### Stored data entries
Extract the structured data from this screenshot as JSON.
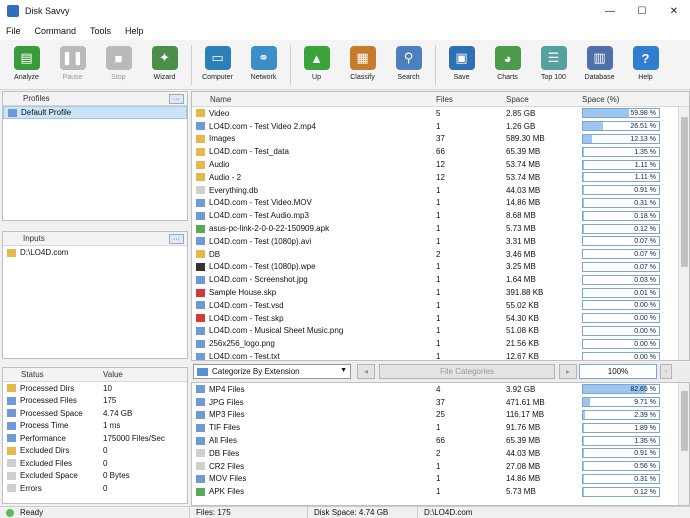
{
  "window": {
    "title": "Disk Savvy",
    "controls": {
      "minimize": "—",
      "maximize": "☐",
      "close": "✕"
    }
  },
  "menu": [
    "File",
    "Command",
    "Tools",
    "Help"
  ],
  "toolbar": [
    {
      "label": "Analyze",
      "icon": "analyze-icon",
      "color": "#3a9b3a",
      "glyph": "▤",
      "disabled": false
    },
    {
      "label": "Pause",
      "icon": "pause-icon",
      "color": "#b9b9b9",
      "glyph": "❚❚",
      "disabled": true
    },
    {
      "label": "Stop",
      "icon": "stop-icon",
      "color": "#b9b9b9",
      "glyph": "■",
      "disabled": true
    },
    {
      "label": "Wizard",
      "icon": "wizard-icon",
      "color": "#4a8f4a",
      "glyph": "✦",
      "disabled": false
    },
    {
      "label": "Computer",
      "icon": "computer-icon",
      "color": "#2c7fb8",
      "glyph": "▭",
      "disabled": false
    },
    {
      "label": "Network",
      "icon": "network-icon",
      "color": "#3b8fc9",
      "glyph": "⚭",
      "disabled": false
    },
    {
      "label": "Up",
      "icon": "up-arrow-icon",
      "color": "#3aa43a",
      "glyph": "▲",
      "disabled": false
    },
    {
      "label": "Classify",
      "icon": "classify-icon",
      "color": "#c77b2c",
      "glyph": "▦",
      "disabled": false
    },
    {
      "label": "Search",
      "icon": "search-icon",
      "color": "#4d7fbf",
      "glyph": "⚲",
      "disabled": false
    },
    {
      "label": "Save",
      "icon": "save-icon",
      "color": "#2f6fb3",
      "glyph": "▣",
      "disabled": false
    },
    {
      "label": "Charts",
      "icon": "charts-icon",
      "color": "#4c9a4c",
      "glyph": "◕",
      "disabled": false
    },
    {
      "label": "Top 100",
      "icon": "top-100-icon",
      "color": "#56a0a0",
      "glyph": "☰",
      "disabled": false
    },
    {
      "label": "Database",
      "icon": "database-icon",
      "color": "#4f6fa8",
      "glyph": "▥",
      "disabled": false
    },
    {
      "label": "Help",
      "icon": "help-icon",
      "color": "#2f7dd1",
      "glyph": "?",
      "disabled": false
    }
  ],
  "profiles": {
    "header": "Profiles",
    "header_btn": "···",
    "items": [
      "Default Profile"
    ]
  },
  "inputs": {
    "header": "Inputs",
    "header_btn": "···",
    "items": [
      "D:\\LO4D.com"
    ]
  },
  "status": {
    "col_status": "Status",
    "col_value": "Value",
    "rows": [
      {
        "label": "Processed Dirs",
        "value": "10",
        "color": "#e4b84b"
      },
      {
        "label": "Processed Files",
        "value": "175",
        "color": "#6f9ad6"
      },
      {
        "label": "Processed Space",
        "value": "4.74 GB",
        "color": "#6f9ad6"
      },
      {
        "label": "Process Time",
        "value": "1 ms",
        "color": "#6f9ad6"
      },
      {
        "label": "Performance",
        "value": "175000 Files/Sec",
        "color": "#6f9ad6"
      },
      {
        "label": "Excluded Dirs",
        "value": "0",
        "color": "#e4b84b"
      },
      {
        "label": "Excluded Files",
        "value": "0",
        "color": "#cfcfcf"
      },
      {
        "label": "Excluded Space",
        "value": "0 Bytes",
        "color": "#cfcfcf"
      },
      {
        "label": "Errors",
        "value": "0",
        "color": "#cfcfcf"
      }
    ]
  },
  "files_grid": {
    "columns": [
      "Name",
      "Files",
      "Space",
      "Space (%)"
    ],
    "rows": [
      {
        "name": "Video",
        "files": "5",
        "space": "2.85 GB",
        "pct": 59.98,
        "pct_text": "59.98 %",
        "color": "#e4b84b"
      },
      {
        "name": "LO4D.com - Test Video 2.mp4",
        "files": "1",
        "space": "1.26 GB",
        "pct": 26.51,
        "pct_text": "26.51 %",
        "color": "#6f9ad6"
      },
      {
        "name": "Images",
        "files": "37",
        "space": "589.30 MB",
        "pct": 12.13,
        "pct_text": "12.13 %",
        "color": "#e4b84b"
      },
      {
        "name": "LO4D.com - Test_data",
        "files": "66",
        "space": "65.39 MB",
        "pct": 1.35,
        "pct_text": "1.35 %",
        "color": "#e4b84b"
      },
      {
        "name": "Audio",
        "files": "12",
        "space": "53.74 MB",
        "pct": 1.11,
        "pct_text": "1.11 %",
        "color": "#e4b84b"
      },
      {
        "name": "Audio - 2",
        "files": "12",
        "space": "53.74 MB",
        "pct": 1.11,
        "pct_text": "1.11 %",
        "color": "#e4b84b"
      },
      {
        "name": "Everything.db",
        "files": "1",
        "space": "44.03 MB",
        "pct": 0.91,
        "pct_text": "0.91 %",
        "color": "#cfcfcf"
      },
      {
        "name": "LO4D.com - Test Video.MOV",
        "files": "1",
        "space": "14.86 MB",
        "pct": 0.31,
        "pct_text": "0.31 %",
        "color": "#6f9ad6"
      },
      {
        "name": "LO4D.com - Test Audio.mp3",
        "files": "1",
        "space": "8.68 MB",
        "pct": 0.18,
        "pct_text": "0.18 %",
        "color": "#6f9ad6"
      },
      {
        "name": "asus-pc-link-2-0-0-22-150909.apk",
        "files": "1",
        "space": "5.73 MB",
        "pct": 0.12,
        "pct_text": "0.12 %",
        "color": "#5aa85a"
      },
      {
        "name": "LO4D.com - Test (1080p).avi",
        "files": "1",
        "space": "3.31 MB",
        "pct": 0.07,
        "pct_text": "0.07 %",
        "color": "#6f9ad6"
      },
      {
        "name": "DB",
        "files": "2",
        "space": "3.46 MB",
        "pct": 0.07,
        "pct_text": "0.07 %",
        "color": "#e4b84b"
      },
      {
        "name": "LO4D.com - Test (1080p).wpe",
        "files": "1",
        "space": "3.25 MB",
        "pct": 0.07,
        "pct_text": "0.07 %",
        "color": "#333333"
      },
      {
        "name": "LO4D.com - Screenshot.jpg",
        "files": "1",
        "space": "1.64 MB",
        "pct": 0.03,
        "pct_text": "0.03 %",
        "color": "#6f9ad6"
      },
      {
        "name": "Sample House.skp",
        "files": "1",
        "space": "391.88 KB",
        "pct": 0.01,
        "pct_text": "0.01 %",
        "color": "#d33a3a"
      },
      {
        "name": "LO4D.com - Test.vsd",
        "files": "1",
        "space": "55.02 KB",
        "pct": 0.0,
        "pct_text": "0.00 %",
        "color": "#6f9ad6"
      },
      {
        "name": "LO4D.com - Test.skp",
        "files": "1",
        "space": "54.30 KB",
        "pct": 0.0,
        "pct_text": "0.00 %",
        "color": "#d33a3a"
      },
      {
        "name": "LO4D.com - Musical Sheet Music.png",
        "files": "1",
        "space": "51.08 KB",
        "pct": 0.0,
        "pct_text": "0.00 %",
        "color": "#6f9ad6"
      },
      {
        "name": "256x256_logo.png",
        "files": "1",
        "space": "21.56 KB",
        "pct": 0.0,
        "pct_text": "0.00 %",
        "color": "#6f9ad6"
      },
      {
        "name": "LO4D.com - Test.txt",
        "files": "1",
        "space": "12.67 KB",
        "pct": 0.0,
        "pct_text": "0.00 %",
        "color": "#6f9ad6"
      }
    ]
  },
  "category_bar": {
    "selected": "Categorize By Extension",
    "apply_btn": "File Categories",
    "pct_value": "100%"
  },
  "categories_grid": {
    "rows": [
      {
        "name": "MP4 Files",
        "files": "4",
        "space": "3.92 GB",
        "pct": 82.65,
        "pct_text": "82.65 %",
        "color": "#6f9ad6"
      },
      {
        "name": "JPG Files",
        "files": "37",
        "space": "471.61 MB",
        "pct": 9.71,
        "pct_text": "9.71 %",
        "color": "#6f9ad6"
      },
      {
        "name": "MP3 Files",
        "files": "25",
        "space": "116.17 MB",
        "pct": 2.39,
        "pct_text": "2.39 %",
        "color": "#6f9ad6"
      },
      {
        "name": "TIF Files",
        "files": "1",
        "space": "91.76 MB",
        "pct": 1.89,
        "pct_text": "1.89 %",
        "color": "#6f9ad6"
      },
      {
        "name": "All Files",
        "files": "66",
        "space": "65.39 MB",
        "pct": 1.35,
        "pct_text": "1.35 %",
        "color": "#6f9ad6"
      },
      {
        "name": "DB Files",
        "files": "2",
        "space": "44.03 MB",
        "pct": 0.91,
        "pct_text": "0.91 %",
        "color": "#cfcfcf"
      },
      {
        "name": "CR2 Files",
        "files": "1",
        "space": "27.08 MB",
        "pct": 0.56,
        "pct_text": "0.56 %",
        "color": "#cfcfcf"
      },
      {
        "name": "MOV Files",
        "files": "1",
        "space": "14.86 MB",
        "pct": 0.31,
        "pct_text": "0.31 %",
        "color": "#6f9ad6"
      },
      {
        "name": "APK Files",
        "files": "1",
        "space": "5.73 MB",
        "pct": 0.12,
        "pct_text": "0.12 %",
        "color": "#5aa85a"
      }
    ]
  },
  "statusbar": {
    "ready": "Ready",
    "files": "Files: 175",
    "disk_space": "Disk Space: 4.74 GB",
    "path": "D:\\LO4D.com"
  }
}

* * *

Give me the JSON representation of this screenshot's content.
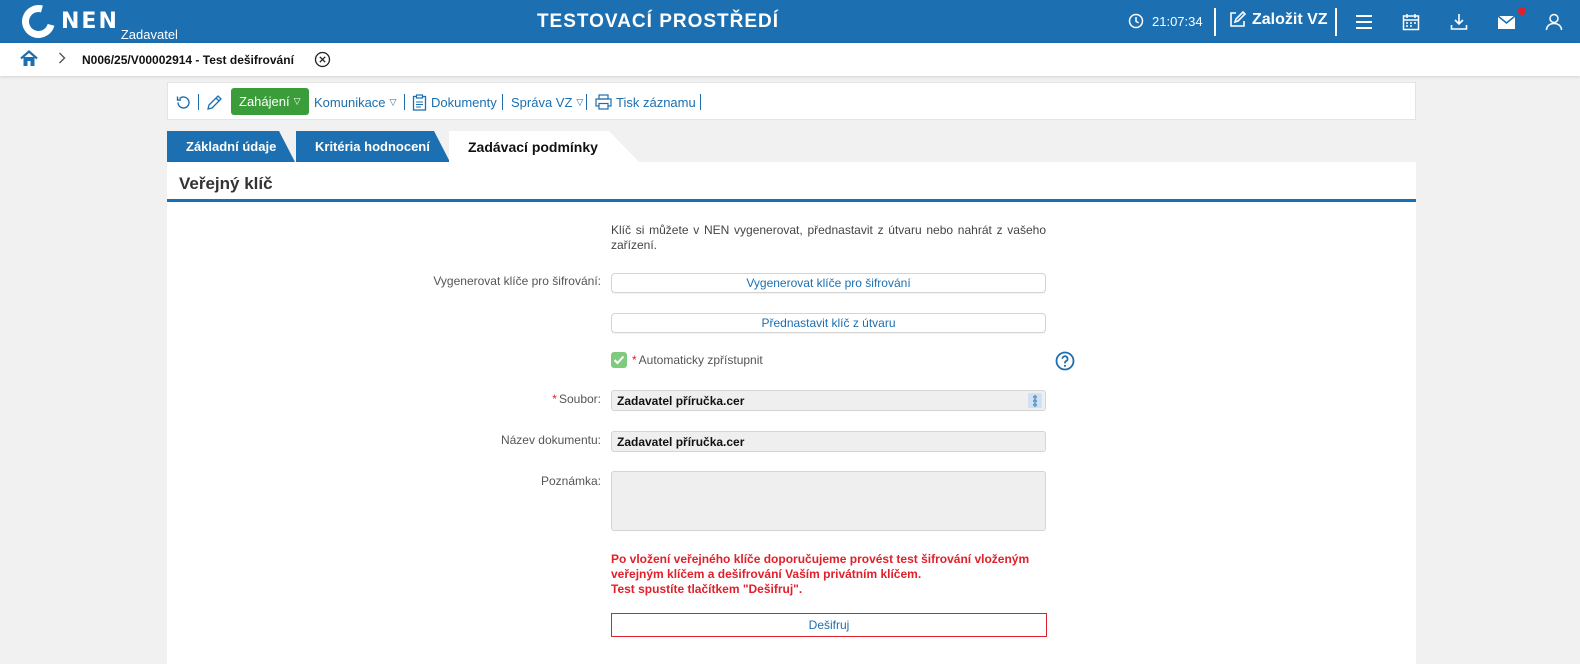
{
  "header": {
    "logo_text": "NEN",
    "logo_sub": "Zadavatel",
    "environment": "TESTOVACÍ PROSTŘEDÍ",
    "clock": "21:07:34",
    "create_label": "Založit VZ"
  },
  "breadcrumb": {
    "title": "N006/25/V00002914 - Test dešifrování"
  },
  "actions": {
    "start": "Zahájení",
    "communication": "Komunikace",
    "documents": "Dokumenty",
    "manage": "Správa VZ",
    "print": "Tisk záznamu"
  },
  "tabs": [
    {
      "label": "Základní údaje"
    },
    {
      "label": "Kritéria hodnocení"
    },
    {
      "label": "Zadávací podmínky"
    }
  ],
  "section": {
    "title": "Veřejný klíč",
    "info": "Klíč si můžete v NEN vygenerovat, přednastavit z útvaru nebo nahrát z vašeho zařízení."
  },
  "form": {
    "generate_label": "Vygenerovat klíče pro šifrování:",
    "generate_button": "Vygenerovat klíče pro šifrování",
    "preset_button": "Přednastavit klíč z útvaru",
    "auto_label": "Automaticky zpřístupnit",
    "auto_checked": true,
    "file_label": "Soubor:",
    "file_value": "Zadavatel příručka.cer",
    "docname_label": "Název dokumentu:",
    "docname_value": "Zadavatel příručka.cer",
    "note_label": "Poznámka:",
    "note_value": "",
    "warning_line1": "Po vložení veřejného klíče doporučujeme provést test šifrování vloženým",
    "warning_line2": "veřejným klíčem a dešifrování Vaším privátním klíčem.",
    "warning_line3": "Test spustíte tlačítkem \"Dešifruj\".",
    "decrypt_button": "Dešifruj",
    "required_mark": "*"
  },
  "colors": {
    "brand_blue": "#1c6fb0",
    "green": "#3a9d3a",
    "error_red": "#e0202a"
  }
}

...

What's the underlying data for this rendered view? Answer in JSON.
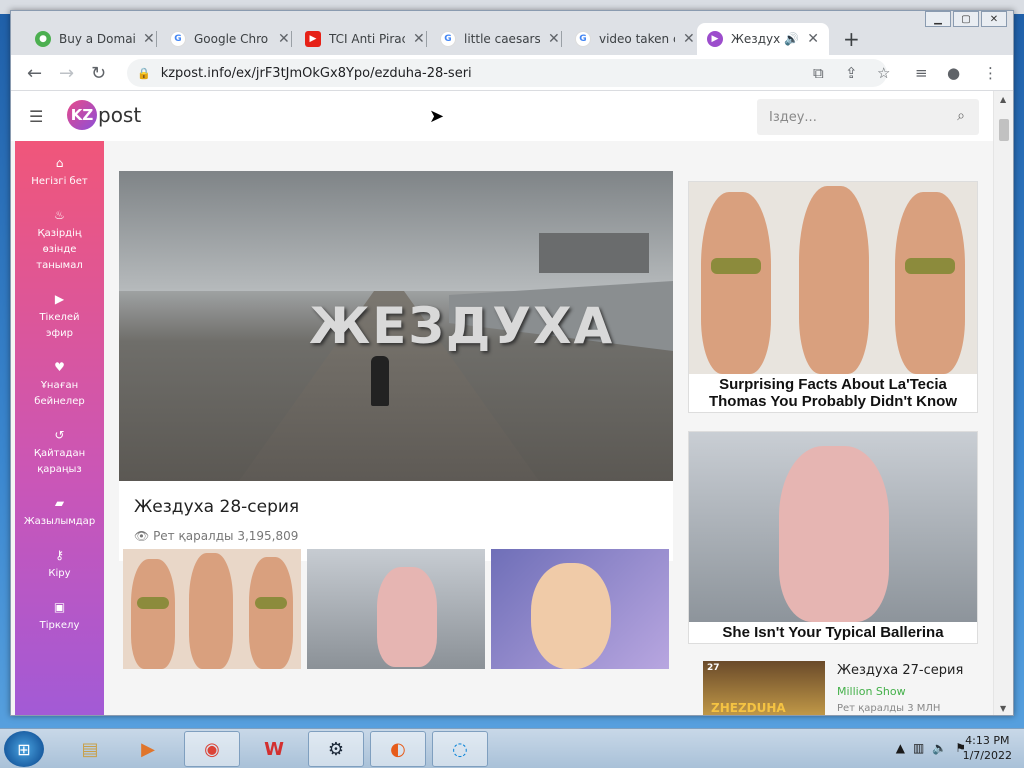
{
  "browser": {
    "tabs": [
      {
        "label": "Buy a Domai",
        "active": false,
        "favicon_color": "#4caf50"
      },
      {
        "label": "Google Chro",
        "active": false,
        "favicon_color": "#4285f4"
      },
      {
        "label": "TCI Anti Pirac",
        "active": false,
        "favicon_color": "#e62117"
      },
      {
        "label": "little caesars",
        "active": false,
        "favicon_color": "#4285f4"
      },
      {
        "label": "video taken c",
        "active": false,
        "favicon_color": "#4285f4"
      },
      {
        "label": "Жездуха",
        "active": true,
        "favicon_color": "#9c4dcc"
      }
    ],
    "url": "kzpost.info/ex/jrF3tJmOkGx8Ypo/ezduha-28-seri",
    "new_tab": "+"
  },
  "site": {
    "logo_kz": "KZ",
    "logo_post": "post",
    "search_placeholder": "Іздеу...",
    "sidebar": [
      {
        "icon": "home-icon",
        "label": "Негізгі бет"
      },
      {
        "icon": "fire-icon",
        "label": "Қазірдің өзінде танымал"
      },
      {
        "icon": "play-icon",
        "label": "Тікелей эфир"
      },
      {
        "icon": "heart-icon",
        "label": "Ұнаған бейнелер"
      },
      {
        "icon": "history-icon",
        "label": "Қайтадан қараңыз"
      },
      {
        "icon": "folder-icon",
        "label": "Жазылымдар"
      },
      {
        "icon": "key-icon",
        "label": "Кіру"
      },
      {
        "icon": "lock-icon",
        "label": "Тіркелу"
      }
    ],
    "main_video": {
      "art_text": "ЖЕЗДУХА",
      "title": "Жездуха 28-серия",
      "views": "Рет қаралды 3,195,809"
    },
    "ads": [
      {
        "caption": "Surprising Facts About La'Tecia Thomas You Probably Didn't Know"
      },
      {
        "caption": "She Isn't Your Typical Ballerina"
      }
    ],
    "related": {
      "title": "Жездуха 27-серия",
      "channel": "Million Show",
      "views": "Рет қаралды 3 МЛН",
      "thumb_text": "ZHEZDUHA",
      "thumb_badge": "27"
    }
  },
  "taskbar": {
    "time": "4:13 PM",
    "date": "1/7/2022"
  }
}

### Written task
Go through the material above and count the lines that include "серия". Give the number alone.

### Written solution
2